The request: The entries need to be copied exactly.

Input records:
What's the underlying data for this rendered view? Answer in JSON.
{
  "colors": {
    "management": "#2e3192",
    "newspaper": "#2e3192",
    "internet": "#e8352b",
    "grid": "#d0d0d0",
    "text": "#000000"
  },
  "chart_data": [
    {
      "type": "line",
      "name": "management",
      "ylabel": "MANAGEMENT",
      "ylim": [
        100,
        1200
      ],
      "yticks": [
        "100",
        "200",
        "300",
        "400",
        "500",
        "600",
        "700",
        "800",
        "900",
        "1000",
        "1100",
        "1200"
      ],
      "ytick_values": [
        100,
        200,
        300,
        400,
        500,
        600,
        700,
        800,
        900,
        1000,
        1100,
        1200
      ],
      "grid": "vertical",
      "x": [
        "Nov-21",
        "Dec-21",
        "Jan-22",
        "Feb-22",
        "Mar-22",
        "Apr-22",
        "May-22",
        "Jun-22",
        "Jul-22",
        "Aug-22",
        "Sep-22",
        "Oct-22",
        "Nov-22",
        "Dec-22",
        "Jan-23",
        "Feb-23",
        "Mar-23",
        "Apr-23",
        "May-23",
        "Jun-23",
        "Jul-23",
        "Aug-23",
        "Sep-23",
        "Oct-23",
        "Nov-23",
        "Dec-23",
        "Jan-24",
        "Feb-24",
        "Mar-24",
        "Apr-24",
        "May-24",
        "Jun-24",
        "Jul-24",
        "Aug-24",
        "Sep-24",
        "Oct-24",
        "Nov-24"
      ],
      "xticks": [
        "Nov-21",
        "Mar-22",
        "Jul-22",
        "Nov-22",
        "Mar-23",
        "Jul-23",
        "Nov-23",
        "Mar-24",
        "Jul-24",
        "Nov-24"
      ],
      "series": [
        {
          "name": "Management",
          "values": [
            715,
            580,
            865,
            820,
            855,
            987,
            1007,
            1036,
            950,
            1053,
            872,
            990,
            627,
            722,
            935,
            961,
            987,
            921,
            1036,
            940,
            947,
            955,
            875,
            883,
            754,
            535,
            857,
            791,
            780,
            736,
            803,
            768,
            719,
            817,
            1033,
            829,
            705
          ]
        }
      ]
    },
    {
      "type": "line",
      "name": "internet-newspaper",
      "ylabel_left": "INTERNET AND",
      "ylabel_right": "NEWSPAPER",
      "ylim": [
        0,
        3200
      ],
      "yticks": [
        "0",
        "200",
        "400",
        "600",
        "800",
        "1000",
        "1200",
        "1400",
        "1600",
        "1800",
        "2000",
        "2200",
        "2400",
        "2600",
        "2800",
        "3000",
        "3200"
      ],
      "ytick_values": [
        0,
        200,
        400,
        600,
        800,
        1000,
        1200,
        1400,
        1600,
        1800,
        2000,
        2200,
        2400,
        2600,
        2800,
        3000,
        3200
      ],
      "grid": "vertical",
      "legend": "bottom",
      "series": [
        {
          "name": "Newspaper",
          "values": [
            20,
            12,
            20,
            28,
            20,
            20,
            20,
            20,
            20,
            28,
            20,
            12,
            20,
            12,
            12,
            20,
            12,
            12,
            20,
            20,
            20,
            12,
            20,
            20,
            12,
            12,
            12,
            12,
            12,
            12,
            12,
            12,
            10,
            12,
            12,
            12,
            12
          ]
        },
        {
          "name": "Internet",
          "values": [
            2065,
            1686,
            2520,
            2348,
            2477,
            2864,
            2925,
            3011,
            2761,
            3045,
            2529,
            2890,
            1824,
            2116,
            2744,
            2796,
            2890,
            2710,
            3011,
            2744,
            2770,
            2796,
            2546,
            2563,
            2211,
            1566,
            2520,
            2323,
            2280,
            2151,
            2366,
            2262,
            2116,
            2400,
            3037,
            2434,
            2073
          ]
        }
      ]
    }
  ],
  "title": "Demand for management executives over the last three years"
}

The solution:
What's the underlying data for this rendered view? Answer in JSON.
{
  "colors": {
    "management": "#2e3192",
    "newspaper": "#2e3192",
    "internet": "#e8352b",
    "grid": "#d0d0d0",
    "text": "#000000"
  },
  "chart_data": [
    {
      "type": "line",
      "name": "management",
      "ylabel": "MANAGEMENT",
      "ylim": [
        100,
        1200
      ],
      "yticks": [
        "100",
        "200",
        "300",
        "400",
        "500",
        "600",
        "700",
        "800",
        "900",
        "1000",
        "1100",
        "1200"
      ],
      "ytick_values": [
        100,
        200,
        300,
        400,
        500,
        600,
        700,
        800,
        900,
        1000,
        1100,
        1200
      ],
      "grid": "vertical",
      "x": [
        "Nov-21",
        "Dec-21",
        "Jan-22",
        "Feb-22",
        "Mar-22",
        "Apr-22",
        "May-22",
        "Jun-22",
        "Jul-22",
        "Aug-22",
        "Sep-22",
        "Oct-22",
        "Nov-22",
        "Dec-22",
        "Jan-23",
        "Feb-23",
        "Mar-23",
        "Apr-23",
        "May-23",
        "Jun-23",
        "Jul-23",
        "Aug-23",
        "Sep-23",
        "Oct-23",
        "Nov-23",
        "Dec-23",
        "Jan-24",
        "Feb-24",
        "Mar-24",
        "Apr-24",
        "May-24",
        "Jun-24",
        "Jul-24",
        "Aug-24",
        "Sep-24",
        "Oct-24",
        "Nov-24"
      ],
      "xticks": [
        "Nov-21",
        "Mar-22",
        "Jul-22",
        "Nov-22",
        "Mar-23",
        "Jul-23",
        "Nov-23",
        "Mar-24",
        "Jul-24",
        "Nov-24"
      ],
      "series": [
        {
          "name": "Management",
          "values": [
            715,
            580,
            865,
            820,
            855,
            987,
            1007,
            1036,
            950,
            1053,
            872,
            990,
            627,
            722,
            935,
            961,
            987,
            921,
            1036,
            940,
            947,
            955,
            875,
            883,
            754,
            535,
            857,
            791,
            780,
            736,
            803,
            768,
            719,
            817,
            1033,
            829,
            705
          ]
        }
      ]
    },
    {
      "type": "line",
      "name": "internet-newspaper",
      "ylabel_left": "INTERNET AND",
      "ylabel_right": "NEWSPAPER",
      "ylim": [
        0,
        3200
      ],
      "yticks": [
        "0",
        "200",
        "400",
        "600",
        "800",
        "1000",
        "1200",
        "1400",
        "1600",
        "1800",
        "2000",
        "2200",
        "2400",
        "2600",
        "2800",
        "3000",
        "3200"
      ],
      "ytick_values": [
        0,
        200,
        400,
        600,
        800,
        1000,
        1200,
        1400,
        1600,
        1800,
        2000,
        2200,
        2400,
        2600,
        2800,
        3000,
        3200
      ],
      "grid": "vertical",
      "legend": "bottom",
      "series": [
        {
          "name": "Newspaper",
          "values": [
            20,
            12,
            20,
            28,
            20,
            20,
            20,
            20,
            20,
            28,
            20,
            12,
            20,
            12,
            12,
            20,
            12,
            12,
            20,
            20,
            20,
            12,
            20,
            20,
            12,
            12,
            12,
            12,
            12,
            12,
            12,
            12,
            10,
            12,
            12,
            12,
            12
          ]
        },
        {
          "name": "Internet",
          "values": [
            2065,
            1686,
            2520,
            2348,
            2477,
            2864,
            2925,
            3011,
            2761,
            3045,
            2529,
            2890,
            1824,
            2116,
            2744,
            2796,
            2890,
            2710,
            3011,
            2744,
            2770,
            2796,
            2546,
            2563,
            2211,
            1566,
            2520,
            2323,
            2280,
            2151,
            2366,
            2262,
            2116,
            2400,
            3037,
            2434,
            2073
          ]
        }
      ]
    }
  ],
  "title": "Demand for management executives over the last three years"
}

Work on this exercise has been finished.